§ YOUR INSTRUCTIONS
Could you extract every entry below and reproduce it exactly?

╭─ SUPPLIED RECORDS

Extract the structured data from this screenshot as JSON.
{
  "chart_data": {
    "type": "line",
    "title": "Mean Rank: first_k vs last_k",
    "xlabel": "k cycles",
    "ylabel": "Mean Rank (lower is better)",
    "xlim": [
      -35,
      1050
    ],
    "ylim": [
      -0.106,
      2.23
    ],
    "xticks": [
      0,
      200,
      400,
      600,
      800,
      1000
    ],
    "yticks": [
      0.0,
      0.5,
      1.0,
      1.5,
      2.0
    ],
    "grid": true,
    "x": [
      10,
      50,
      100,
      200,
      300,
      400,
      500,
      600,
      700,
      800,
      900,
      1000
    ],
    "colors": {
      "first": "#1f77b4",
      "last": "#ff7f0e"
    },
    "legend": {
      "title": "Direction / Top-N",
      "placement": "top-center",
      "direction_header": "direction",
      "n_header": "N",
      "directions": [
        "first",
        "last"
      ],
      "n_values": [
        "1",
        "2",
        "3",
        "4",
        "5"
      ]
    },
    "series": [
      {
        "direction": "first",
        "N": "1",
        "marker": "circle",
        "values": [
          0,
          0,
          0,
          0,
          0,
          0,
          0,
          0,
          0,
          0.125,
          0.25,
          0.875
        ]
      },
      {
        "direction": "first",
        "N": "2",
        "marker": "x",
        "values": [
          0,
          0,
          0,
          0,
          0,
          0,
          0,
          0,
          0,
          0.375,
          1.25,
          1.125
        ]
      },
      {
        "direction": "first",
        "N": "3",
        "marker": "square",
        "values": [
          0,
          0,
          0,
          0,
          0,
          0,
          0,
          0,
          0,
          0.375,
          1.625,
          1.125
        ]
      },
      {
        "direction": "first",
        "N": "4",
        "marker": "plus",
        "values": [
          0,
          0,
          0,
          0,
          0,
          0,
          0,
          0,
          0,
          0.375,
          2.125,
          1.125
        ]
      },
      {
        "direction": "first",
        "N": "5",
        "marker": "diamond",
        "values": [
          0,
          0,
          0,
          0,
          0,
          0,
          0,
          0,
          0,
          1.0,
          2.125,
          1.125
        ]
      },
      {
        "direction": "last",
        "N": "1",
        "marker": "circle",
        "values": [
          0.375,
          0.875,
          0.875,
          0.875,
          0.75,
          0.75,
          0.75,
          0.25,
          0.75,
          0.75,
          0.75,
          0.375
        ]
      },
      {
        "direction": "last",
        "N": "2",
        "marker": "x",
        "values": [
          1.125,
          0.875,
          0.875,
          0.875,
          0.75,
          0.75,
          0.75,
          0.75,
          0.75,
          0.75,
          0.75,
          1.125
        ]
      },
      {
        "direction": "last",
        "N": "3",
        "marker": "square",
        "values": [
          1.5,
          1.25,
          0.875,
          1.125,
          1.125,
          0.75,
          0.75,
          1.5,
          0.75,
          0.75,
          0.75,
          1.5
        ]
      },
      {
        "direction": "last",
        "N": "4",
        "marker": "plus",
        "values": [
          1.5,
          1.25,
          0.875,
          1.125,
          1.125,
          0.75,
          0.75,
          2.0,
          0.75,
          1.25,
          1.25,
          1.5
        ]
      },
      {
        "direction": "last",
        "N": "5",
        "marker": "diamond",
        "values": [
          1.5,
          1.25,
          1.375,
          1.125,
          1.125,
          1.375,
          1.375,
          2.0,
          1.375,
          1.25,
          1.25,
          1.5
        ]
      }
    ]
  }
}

╰─

§ COMPLETE ANSWER
Extract the structured data from this screenshot as JSON.
{
  "chart_data": {
    "type": "line",
    "title": "Mean Rank: first_k vs last_k",
    "xlabel": "k cycles",
    "ylabel": "Mean Rank (lower is better)",
    "xlim": [
      -35,
      1050
    ],
    "ylim": [
      -0.106,
      2.23
    ],
    "xticks": [
      0,
      200,
      400,
      600,
      800,
      1000
    ],
    "yticks": [
      0.0,
      0.5,
      1.0,
      1.5,
      2.0
    ],
    "grid": true,
    "x": [
      10,
      50,
      100,
      200,
      300,
      400,
      500,
      600,
      700,
      800,
      900,
      1000
    ],
    "colors": {
      "first": "#1f77b4",
      "last": "#ff7f0e"
    },
    "legend": {
      "title": "Direction / Top-N",
      "placement": "top-center",
      "direction_header": "direction",
      "n_header": "N",
      "directions": [
        "first",
        "last"
      ],
      "n_values": [
        "1",
        "2",
        "3",
        "4",
        "5"
      ]
    },
    "series": [
      {
        "direction": "first",
        "N": "1",
        "marker": "circle",
        "values": [
          0,
          0,
          0,
          0,
          0,
          0,
          0,
          0,
          0,
          0.125,
          0.25,
          0.875
        ]
      },
      {
        "direction": "first",
        "N": "2",
        "marker": "x",
        "values": [
          0,
          0,
          0,
          0,
          0,
          0,
          0,
          0,
          0,
          0.375,
          1.25,
          1.125
        ]
      },
      {
        "direction": "first",
        "N": "3",
        "marker": "square",
        "values": [
          0,
          0,
          0,
          0,
          0,
          0,
          0,
          0,
          0,
          0.375,
          1.625,
          1.125
        ]
      },
      {
        "direction": "first",
        "N": "4",
        "marker": "plus",
        "values": [
          0,
          0,
          0,
          0,
          0,
          0,
          0,
          0,
          0,
          0.375,
          2.125,
          1.125
        ]
      },
      {
        "direction": "first",
        "N": "5",
        "marker": "diamond",
        "values": [
          0,
          0,
          0,
          0,
          0,
          0,
          0,
          0,
          0,
          1.0,
          2.125,
          1.125
        ]
      },
      {
        "direction": "last",
        "N": "1",
        "marker": "circle",
        "values": [
          0.375,
          0.875,
          0.875,
          0.875,
          0.75,
          0.75,
          0.75,
          0.25,
          0.75,
          0.75,
          0.75,
          0.375
        ]
      },
      {
        "direction": "last",
        "N": "2",
        "marker": "x",
        "values": [
          1.125,
          0.875,
          0.875,
          0.875,
          0.75,
          0.75,
          0.75,
          0.75,
          0.75,
          0.75,
          0.75,
          1.125
        ]
      },
      {
        "direction": "last",
        "N": "3",
        "marker": "square",
        "values": [
          1.5,
          1.25,
          0.875,
          1.125,
          1.125,
          0.75,
          0.75,
          1.5,
          0.75,
          0.75,
          0.75,
          1.5
        ]
      },
      {
        "direction": "last",
        "N": "4",
        "marker": "plus",
        "values": [
          1.5,
          1.25,
          0.875,
          1.125,
          1.125,
          0.75,
          0.75,
          2.0,
          0.75,
          1.25,
          1.25,
          1.5
        ]
      },
      {
        "direction": "last",
        "N": "5",
        "marker": "diamond",
        "values": [
          1.5,
          1.25,
          1.375,
          1.125,
          1.125,
          1.375,
          1.375,
          2.0,
          1.375,
          1.25,
          1.25,
          1.5
        ]
      }
    ]
  }
}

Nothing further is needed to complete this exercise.